Aim of the exercise >>
Read the lines that follow and pick out every one containing the word "this".

Provided data >>
- - - - - - -

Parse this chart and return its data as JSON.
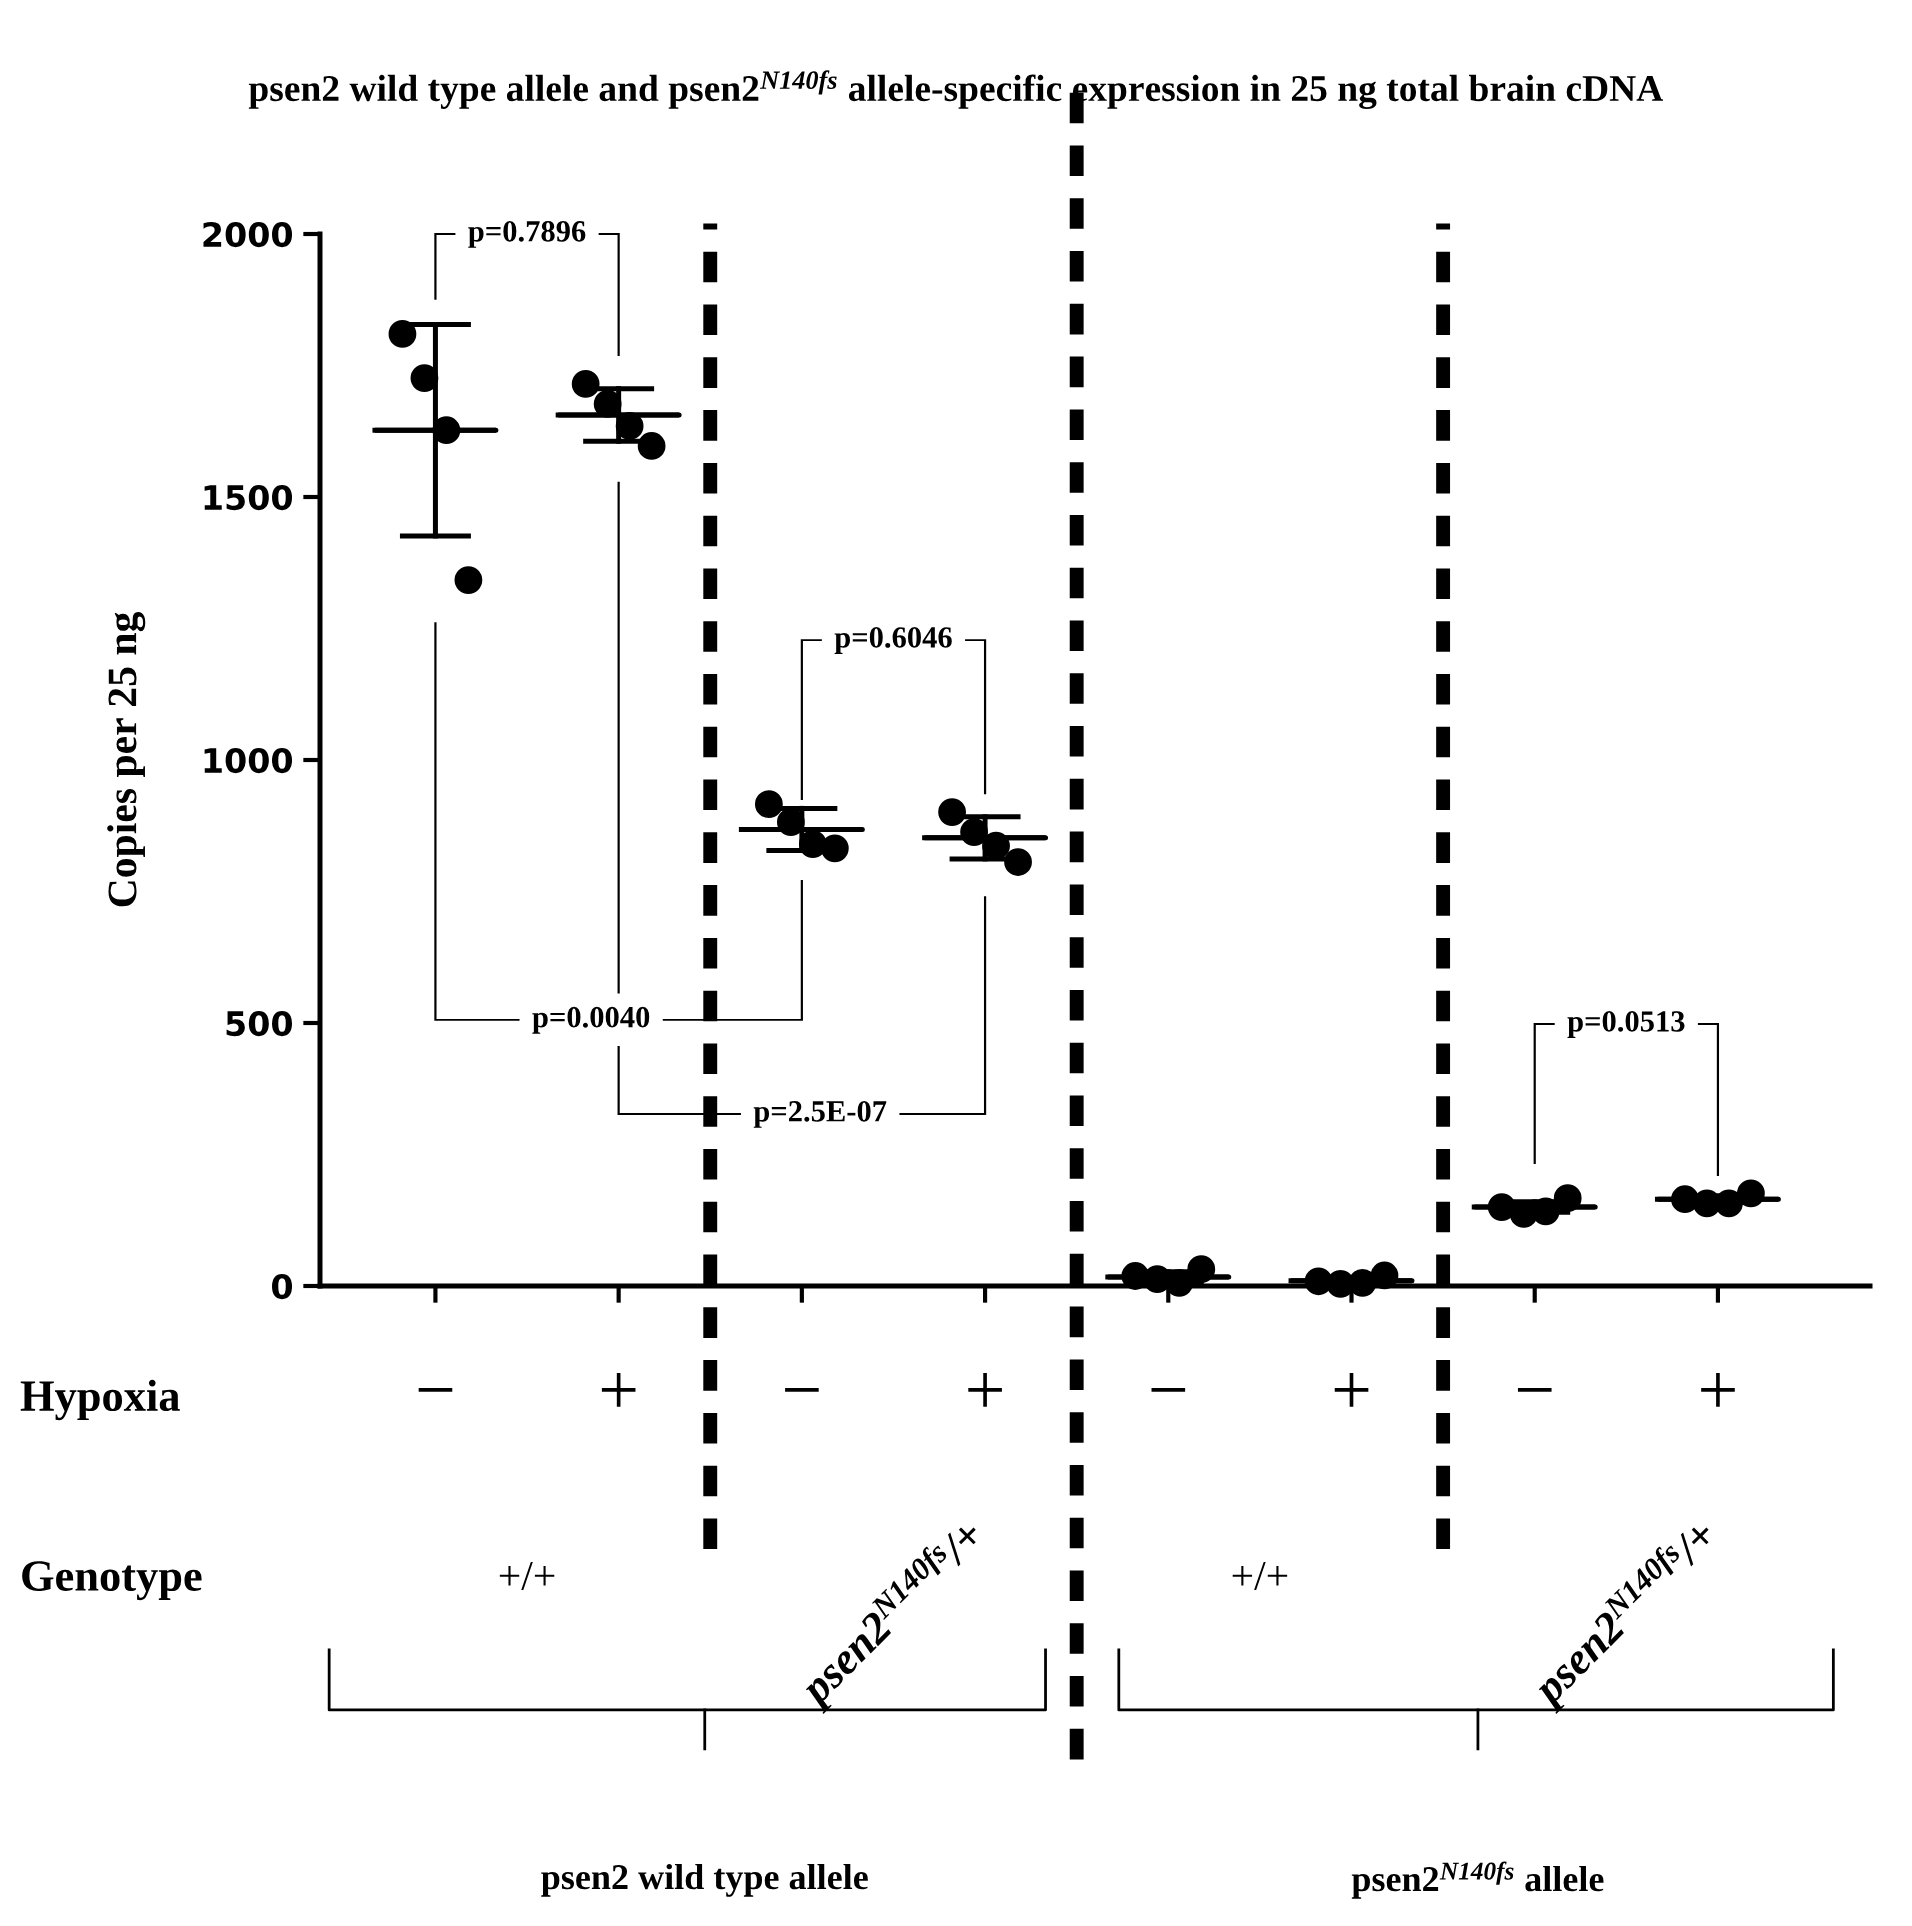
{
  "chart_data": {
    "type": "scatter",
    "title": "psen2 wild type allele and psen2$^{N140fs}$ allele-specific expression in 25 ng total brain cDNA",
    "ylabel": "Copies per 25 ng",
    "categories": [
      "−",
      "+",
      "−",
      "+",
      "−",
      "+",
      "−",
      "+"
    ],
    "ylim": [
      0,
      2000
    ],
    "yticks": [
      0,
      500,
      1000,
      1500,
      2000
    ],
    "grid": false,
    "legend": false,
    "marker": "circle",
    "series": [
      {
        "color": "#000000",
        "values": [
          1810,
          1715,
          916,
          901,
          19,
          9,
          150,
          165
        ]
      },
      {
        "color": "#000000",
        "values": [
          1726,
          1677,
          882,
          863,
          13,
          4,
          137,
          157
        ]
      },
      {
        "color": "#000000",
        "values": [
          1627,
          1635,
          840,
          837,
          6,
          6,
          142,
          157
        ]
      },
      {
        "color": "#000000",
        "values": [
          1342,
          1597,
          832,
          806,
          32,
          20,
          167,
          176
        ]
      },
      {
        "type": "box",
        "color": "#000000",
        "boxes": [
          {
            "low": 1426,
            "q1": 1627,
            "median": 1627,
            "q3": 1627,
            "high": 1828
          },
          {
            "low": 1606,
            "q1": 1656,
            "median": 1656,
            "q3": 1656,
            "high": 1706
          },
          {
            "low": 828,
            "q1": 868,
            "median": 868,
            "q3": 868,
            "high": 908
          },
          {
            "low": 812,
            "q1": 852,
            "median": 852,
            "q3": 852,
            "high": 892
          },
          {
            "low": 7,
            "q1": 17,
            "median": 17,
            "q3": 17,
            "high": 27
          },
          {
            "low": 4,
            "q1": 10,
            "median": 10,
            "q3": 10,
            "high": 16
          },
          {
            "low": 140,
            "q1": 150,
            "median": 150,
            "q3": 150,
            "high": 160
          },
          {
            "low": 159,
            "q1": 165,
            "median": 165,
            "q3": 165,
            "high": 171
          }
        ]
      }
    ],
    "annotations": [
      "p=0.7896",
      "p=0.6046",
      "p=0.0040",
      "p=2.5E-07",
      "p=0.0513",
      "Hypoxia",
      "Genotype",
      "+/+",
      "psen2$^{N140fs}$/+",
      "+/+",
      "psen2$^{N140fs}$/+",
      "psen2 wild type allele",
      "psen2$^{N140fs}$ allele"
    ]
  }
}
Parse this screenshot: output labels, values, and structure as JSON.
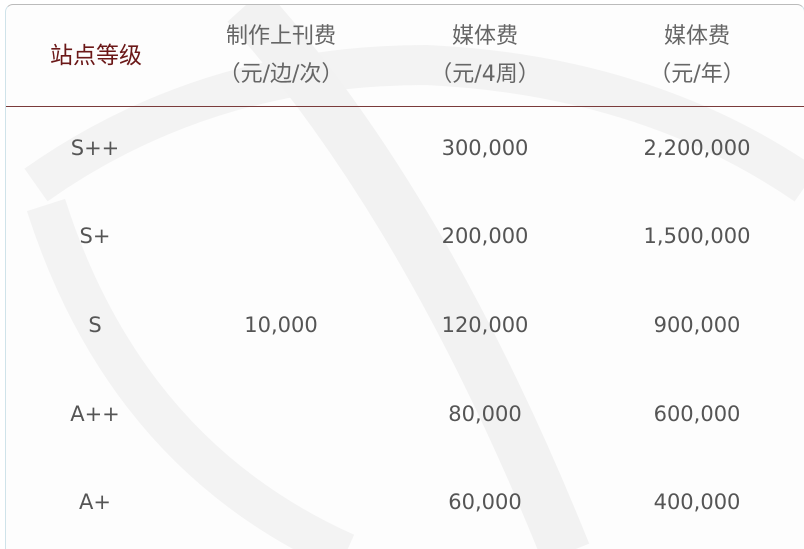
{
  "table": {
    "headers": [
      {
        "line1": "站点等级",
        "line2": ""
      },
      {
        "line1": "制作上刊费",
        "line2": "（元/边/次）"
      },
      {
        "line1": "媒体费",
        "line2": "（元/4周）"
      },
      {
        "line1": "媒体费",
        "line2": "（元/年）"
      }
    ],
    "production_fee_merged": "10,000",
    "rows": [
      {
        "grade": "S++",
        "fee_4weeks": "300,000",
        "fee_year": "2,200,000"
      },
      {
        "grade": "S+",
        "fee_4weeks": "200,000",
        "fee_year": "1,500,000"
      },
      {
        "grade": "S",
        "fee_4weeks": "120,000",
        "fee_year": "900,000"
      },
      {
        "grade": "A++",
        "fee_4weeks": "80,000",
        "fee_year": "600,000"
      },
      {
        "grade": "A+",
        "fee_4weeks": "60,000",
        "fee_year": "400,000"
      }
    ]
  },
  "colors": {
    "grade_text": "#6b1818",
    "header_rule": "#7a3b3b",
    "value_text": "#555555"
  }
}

- - - - - - -

Expected answer >>
Parse this chart and return its data as JSON.
Parse this screenshot: output labels, values, and structure as JSON.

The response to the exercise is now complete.